■ What is required: Would you set down every entry shown below, precisely as written?

───── Listed entries

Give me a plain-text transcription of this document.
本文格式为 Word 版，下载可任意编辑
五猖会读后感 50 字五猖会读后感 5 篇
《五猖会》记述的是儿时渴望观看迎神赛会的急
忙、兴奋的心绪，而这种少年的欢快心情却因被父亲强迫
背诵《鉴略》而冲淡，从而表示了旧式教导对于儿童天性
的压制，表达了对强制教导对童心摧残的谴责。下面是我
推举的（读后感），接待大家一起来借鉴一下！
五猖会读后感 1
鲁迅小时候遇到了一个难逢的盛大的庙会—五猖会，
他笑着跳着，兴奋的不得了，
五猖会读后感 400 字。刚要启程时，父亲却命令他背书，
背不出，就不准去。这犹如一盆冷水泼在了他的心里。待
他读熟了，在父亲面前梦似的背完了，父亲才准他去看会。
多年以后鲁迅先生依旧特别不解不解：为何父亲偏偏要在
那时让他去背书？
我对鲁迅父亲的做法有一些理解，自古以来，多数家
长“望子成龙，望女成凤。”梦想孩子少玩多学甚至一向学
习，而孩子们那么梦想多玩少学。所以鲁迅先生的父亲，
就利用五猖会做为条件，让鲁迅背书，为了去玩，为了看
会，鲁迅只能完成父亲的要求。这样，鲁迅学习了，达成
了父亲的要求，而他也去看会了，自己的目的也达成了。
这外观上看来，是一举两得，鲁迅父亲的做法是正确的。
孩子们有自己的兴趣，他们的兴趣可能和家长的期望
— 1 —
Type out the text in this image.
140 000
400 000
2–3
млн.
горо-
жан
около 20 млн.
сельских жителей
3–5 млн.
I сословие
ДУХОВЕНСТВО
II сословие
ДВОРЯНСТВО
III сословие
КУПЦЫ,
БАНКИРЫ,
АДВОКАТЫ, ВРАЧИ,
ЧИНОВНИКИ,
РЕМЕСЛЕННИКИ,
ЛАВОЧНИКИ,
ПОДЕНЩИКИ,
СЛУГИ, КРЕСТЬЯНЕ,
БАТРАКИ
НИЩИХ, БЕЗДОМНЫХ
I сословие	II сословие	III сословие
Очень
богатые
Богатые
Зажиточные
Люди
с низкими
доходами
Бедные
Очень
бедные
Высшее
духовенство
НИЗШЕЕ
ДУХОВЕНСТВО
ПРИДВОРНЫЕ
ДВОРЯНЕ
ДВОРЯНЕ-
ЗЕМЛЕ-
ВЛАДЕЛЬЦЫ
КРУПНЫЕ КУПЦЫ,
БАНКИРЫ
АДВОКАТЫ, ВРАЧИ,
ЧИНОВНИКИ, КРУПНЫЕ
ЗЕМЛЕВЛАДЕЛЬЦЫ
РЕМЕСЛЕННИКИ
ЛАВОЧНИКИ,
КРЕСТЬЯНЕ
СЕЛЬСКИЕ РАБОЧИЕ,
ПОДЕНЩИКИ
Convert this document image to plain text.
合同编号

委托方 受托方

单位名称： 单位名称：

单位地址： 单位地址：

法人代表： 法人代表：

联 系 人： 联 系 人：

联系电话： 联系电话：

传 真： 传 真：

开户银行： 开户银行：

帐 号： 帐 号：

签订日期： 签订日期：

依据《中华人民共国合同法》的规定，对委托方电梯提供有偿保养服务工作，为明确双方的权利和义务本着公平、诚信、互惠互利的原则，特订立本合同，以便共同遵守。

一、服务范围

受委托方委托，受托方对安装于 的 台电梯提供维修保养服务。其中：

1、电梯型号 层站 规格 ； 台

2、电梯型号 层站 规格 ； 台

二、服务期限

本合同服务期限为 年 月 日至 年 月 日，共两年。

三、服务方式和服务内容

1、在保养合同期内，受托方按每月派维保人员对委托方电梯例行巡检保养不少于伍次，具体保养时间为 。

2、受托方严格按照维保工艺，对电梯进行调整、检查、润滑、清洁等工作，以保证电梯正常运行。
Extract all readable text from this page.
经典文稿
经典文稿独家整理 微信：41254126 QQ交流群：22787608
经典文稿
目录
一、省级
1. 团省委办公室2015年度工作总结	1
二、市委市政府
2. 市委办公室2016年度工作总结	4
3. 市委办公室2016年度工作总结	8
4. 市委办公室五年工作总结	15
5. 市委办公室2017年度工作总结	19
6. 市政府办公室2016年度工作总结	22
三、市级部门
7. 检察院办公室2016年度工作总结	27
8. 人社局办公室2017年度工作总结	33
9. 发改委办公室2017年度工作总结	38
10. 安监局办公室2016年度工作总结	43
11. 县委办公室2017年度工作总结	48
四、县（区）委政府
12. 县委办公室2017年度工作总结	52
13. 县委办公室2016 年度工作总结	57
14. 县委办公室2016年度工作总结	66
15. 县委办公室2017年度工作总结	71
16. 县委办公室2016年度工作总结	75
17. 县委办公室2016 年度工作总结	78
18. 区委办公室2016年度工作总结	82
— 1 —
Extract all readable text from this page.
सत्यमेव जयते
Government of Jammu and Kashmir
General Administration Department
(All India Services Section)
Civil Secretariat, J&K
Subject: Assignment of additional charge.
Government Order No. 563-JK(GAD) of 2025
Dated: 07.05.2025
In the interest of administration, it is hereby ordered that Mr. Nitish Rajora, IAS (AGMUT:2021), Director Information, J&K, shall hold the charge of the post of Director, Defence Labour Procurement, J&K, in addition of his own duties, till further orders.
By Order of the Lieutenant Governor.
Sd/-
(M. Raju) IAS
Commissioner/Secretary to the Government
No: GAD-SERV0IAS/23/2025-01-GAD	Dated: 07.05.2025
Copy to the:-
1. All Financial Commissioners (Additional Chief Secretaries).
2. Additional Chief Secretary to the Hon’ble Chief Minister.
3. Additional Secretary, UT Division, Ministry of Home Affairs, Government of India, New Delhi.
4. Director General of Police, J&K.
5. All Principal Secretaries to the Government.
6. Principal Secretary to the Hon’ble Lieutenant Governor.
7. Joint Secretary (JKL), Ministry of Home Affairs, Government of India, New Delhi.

──────────

■ Finished answer:
Give me a plain-text transcription of this document.
本文格式为 Word 版，下载可任意编辑
五猖会读后感 50 字五猖会读后感 5 篇
《五猖会》记述的是儿时渴望观看迎神赛会的急
忙、兴奋的心绪，而这种少年的欢快心情却因被父亲强迫
背诵《鉴略》而冲淡，从而表示了旧式教导对于儿童天性
的压制，表达了对强制教导对童心摧残的谴责。下面是我
推举的（读后感），接待大家一起来借鉴一下！
五猖会读后感 1
鲁迅小时候遇到了一个难逢的盛大的庙会—五猖会，
他笑着跳着，兴奋的不得了，
五猖会读后感 400 字。刚要启程时，父亲却命令他背书，
背不出，就不准去。这犹如一盆冷水泼在了他的心里。待
他读熟了，在父亲面前梦似的背完了，父亲才准他去看会。
多年以后鲁迅先生依旧特别不解不解：为何父亲偏偏要在
那时让他去背书？
我对鲁迅父亲的做法有一些理解，自古以来，多数家
长“望子成龙，望女成凤。”梦想孩子少玩多学甚至一向学
习，而孩子们那么梦想多玩少学。所以鲁迅先生的父亲，
就利用五猖会做为条件，让鲁迅背书，为了去玩，为了看
会，鲁迅只能完成父亲的要求。这样，鲁迅学习了，达成
了父亲的要求，而他也去看会了，自己的目的也达成了。
这外观上看来，是一举两得，鲁迅父亲的做法是正确的。
孩子们有自己的兴趣，他们的兴趣可能和家长的期望
— 1 —
Type out the text in this image.
140 000
400 000
2–3
млн.
горо-
жан
около 20 млн.
сельских жителей
3–5 млн.
I сословие
ДУХОВЕНСТВО
II сословие
ДВОРЯНСТВО
III сословие
КУПЦЫ,
БАНКИРЫ,
АДВОКАТЫ, ВРАЧИ,
ЧИНОВНИКИ,
РЕМЕСЛЕННИКИ,
ЛАВОЧНИКИ,
ПОДЕНЩИКИ,
СЛУГИ, КРЕСТЬЯНЕ,
БАТРАКИ
НИЩИХ, БЕЗДОМНЫХ
I сословие	II сословие	III сословие
Очень
богатые
Богатые
Зажиточные
Люди
с низкими
доходами
Бедные
Очень
бедные
Высшее
духовенство
НИЗШЕЕ
ДУХОВЕНСТВО
ПРИДВОРНЫЕ
ДВОРЯНЕ
ДВОРЯНЕ-
ЗЕМЛЕ-
ВЛАДЕЛЬЦЫ
КРУПНЫЕ КУПЦЫ,
БАНКИРЫ
АДВОКАТЫ, ВРАЧИ,
ЧИНОВНИКИ, КРУПНЫЕ
ЗЕМЛЕВЛАДЕЛЬЦЫ
РЕМЕСЛЕННИКИ
ЛАВОЧНИКИ,
КРЕСТЬЯНЕ
СЕЛЬСКИЕ РАБОЧИЕ,
ПОДЕНЩИКИ
Convert this document image to plain text.
合同编号

委托方 受托方

单位名称： 单位名称：

单位地址： 单位地址：

法人代表： 法人代表：

联 系 人： 联 系 人：

联系电话： 联系电话：

传 真： 传 真：

开户银行： 开户银行：

帐 号： 帐 号：

签订日期： 签订日期：

依据《中华人民共国合同法》的规定，对委托方电梯提供有偿保养服务工作，为明确双方的权利和义务本着公平、诚信、互惠互利的原则，特订立本合同，以便共同遵守。

一、服务范围

受委托方委托，受托方对安装于 的 台电梯提供维修保养服务。其中：

1、电梯型号 层站 规格 ； 台

2、电梯型号 层站 规格 ； 台

二、服务期限

本合同服务期限为 年 月 日至 年 月 日，共两年。

三、服务方式和服务内容

1、在保养合同期内，受托方按每月派维保人员对委托方电梯例行巡检保养不少于伍次，具体保养时间为 。

2、受托方严格按照维保工艺，对电梯进行调整、检查、润滑、清洁等工作，以保证电梯正常运行。
Extract all readable text from this page.
经典文稿
经典文稿独家整理 微信：41254126 QQ交流群：22787608
经典文稿
目录
一、省级
1. 团省委办公室2015年度工作总结	1
二、市委市政府
2. 市委办公室2016年度工作总结	4
3. 市委办公室2016年度工作总结	8
4. 市委办公室五年工作总结	15
5. 市委办公室2017年度工作总结	19
6. 市政府办公室2016年度工作总结	22
三、市级部门
7. 检察院办公室2016年度工作总结	27
8. 人社局办公室2017年度工作总结	33
9. 发改委办公室2017年度工作总结	38
10. 安监局办公室2016年度工作总结	43
11. 县委办公室2017年度工作总结	48
四、县（区）委政府
12. 县委办公室2017年度工作总结	52
13. 县委办公室2016 年度工作总结	57
14. 县委办公室2016年度工作总结	66
15. 县委办公室2017年度工作总结	71
16. 县委办公室2016年度工作总结	75
17. 县委办公室2016 年度工作总结	78
18. 区委办公室2016年度工作总结	82
— 1 —
Extract all readable text from this page.
सत्यमेव जयते
Government of Jammu and Kashmir
General Administration Department
(All India Services Section)
Civil Secretariat, J&K
Subject: Assignment of additional charge.
Government Order No. 563-JK(GAD) of 2025
Dated: 07.05.2025
In the interest of administration, it is hereby ordered that Mr. Nitish Rajora, IAS (AGMUT:2021), Director Information, J&K, shall hold the charge of the post of Director, Defence Labour Procurement, J&K, in addition of his own duties, till further orders.
By Order of the Lieutenant Governor.
Sd/-
(M. Raju) IAS
Commissioner/Secretary to the Government
No: GAD-SERV0IAS/23/2025-01-GAD	Dated: 07.05.2025
Copy to the:-
1. All Financial Commissioners (Additional Chief Secretaries).
2. Additional Chief Secretary to the Hon’ble Chief Minister.
3. Additional Secretary, UT Division, Ministry of Home Affairs, Government of India, New Delhi.
4. Director General of Police, J&K.
5. All Principal Secretaries to the Government.
6. Principal Secretary to the Hon’ble Lieutenant Governor.
7. Joint Secretary (JKL), Ministry of Home Affairs, Government of India, New Delhi.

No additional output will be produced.